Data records

::::::::

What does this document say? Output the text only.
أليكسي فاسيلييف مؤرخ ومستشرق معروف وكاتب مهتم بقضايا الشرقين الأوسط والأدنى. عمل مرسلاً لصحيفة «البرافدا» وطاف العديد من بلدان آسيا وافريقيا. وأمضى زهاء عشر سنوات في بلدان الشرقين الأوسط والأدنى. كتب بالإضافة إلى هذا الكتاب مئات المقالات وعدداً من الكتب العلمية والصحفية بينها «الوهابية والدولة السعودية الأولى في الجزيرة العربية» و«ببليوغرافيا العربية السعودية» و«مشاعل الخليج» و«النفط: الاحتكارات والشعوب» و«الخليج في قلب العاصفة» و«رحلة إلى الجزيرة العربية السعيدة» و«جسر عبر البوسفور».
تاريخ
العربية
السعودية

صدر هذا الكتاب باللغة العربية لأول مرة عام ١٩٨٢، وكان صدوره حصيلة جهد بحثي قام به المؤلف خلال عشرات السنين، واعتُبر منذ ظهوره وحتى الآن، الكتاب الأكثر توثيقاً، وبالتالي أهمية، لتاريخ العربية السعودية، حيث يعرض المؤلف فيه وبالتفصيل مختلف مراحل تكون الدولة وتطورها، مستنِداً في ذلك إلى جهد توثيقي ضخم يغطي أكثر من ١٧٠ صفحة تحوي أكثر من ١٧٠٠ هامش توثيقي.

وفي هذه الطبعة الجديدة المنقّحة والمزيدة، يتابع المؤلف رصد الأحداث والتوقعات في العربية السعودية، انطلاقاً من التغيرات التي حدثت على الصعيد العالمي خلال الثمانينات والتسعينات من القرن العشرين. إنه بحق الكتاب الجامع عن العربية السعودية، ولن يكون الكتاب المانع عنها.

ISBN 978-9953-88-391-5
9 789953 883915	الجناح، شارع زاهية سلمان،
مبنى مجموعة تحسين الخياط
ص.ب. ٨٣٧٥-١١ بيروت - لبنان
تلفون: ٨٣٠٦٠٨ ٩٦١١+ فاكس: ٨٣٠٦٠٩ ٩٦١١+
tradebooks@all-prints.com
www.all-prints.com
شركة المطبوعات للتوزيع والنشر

::::::::

Stated exercise: Using the material above, print every entry exactly as written.

Written answer:
What does this document say? Output the text only.
أليكسي فاسيلييف مؤرخ ومستشرق معروف وكاتب مهتم بقضايا الشرقين الأوسط والأدنى. عمل مرسلاً لصحيفة «البرافدا» وطاف العديد من بلدان آسيا وافريقيا. وأمضى زهاء عشر سنوات في بلدان الشرقين الأوسط والأدنى. كتب بالإضافة إلى هذا الكتاب مئات المقالات وعدداً من الكتب العلمية والصحفية بينها «الوهابية والدولة السعودية الأولى في الجزيرة العربية» و«ببليوغرافيا العربية السعودية» و«مشاعل الخليج» و«النفط: الاحتكارات والشعوب» و«الخليج في قلب العاصفة» و«رحلة إلى الجزيرة العربية السعيدة» و«جسر عبر البوسفور».
تاريخ
العربية
السعودية

صدر هذا الكتاب باللغة العربية لأول مرة عام ١٩٨٢، وكان صدوره حصيلة جهد بحثي قام به المؤلف خلال عشرات السنين، واعتُبر منذ ظهوره وحتى الآن، الكتاب الأكثر توثيقاً، وبالتالي أهمية، لتاريخ العربية السعودية، حيث يعرض المؤلف فيه وبالتفصيل مختلف مراحل تكون الدولة وتطورها، مستنِداً في ذلك إلى جهد توثيقي ضخم يغطي أكثر من ١٧٠ صفحة تحوي أكثر من ١٧٠٠ هامش توثيقي.

وفي هذه الطبعة الجديدة المنقّحة والمزيدة، يتابع المؤلف رصد الأحداث والتوقعات في العربية السعودية، انطلاقاً من التغيرات التي حدثت على الصعيد العالمي خلال الثمانينات والتسعينات من القرن العشرين. إنه بحق الكتاب الجامع عن العربية السعودية، ولن يكون الكتاب المانع عنها.

ISBN 978-9953-88-391-5
9 789953 883915	الجناح، شارع زاهية سلمان،
مبنى مجموعة تحسين الخياط
ص.ب. ٨٣٧٥-١١ بيروت - لبنان
تلفون: ٨٣٠٦٠٨ ٩٦١١+ فاكس: ٨٣٠٦٠٩ ٩٦١١+
tradebooks@all-prints.com
www.all-prints.com
شركة المطبوعات للتوزيع والنشر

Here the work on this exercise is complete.